### Job
Quote the listing below in full and exactly as written, but omit every picture.

### Material for the task
'''

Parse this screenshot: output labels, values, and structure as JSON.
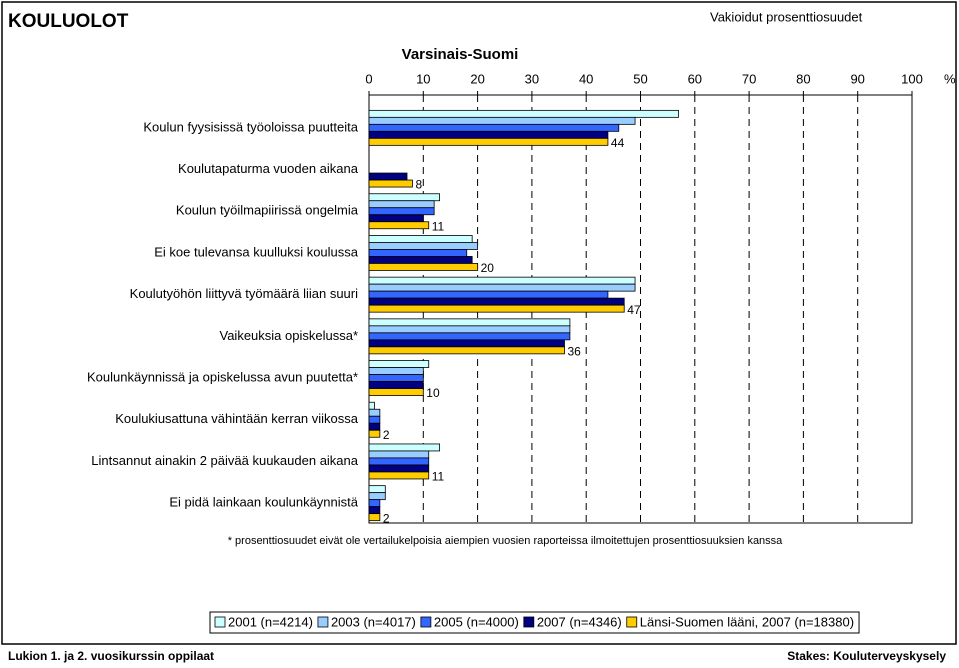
{
  "chart_data": {
    "type": "bar",
    "orientation": "horizontal",
    "title": "KOULUOLOT",
    "note": "Vakioidut prosenttiosuudet",
    "subtitle": "Varsinais-Suomi",
    "x_unit_label": "%",
    "footnote": "* prosenttiosuudet eivät ole vertailukelpoisia aiempien vuosien raporteissa ilmoitettujen prosenttiosuuksien kanssa",
    "footer_left": "Lukion 1. ja 2. vuosikurssin oppilaat",
    "footer_right": "Stakes: Kouluterveyskysely",
    "categories": [
      "Koulun fyysisissä työoloissa puutteita",
      "Koulutapaturma vuoden aikana",
      "Koulun työilmapiirissä ongelmia",
      "Ei koe tulevansa kuulluksi koulussa",
      "Koulutyöhön liittyvä työmäärä liian suuri",
      "Vaikeuksia opiskelussa*",
      "Koulunkäynnissä ja opiskelussa avun puutetta*",
      "Koulukiusattuna vähintään kerran viikossa",
      "Lintsannut ainakin 2 päivää kuukauden aikana",
      "Ei pidä lainkaan koulunkäynnistä"
    ],
    "series": [
      {
        "name": "2001 (n=4214)",
        "color": "#ccffff",
        "values": [
          57,
          null,
          13,
          19,
          49,
          37,
          11,
          1,
          13,
          3
        ]
      },
      {
        "name": "2003 (n=4017)",
        "color": "#99ccff",
        "values": [
          49,
          null,
          12,
          20,
          49,
          37,
          10,
          2,
          11,
          3
        ]
      },
      {
        "name": "2005 (n=4000)",
        "color": "#3366ff",
        "values": [
          46,
          null,
          12,
          18,
          44,
          37,
          10,
          2,
          11,
          2
        ]
      },
      {
        "name": "2007 (n=4346)",
        "color": "#000080",
        "values": [
          44,
          7,
          10,
          19,
          47,
          36,
          10,
          2,
          11,
          2
        ]
      },
      {
        "name": "Länsi-Suomen lääni, 2007 (n=18380)",
        "color": "#ffcc00",
        "values": [
          44,
          8,
          11,
          20,
          47,
          36,
          10,
          2,
          11,
          2
        ],
        "data_labels": true
      }
    ],
    "xlim": [
      0,
      100
    ],
    "xticks": [
      0,
      10,
      20,
      30,
      40,
      50,
      60,
      70,
      80,
      90,
      100
    ],
    "grid": true
  }
}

'''

### Result
Parse this screenshot: output labels, values, and structure as JSON.
{
  "chart_data": {
    "type": "bar",
    "orientation": "horizontal",
    "title": "KOULUOLOT",
    "note": "Vakioidut prosenttiosuudet",
    "subtitle": "Varsinais-Suomi",
    "x_unit_label": "%",
    "footnote": "* prosenttiosuudet eivät ole vertailukelpoisia aiempien vuosien raporteissa ilmoitettujen prosenttiosuuksien kanssa",
    "footer_left": "Lukion 1. ja 2. vuosikurssin oppilaat",
    "footer_right": "Stakes: Kouluterveyskysely",
    "categories": [
      "Koulun fyysisissä työoloissa puutteita",
      "Koulutapaturma vuoden aikana",
      "Koulun työilmapiirissä ongelmia",
      "Ei koe tulevansa kuulluksi koulussa",
      "Koulutyöhön liittyvä työmäärä liian suuri",
      "Vaikeuksia opiskelussa*",
      "Koulunkäynnissä ja opiskelussa avun puutetta*",
      "Koulukiusattuna vähintään kerran viikossa",
      "Lintsannut ainakin 2 päivää kuukauden aikana",
      "Ei pidä lainkaan koulunkäynnistä"
    ],
    "series": [
      {
        "name": "2001 (n=4214)",
        "color": "#ccffff",
        "values": [
          57,
          null,
          13,
          19,
          49,
          37,
          11,
          1,
          13,
          3
        ]
      },
      {
        "name": "2003 (n=4017)",
        "color": "#99ccff",
        "values": [
          49,
          null,
          12,
          20,
          49,
          37,
          10,
          2,
          11,
          3
        ]
      },
      {
        "name": "2005 (n=4000)",
        "color": "#3366ff",
        "values": [
          46,
          null,
          12,
          18,
          44,
          37,
          10,
          2,
          11,
          2
        ]
      },
      {
        "name": "2007 (n=4346)",
        "color": "#000080",
        "values": [
          44,
          7,
          10,
          19,
          47,
          36,
          10,
          2,
          11,
          2
        ]
      },
      {
        "name": "Länsi-Suomen lääni, 2007 (n=18380)",
        "color": "#ffcc00",
        "values": [
          44,
          8,
          11,
          20,
          47,
          36,
          10,
          2,
          11,
          2
        ],
        "data_labels": true
      }
    ],
    "xlim": [
      0,
      100
    ],
    "xticks": [
      0,
      10,
      20,
      30,
      40,
      50,
      60,
      70,
      80,
      90,
      100
    ],
    "grid": true
  }
}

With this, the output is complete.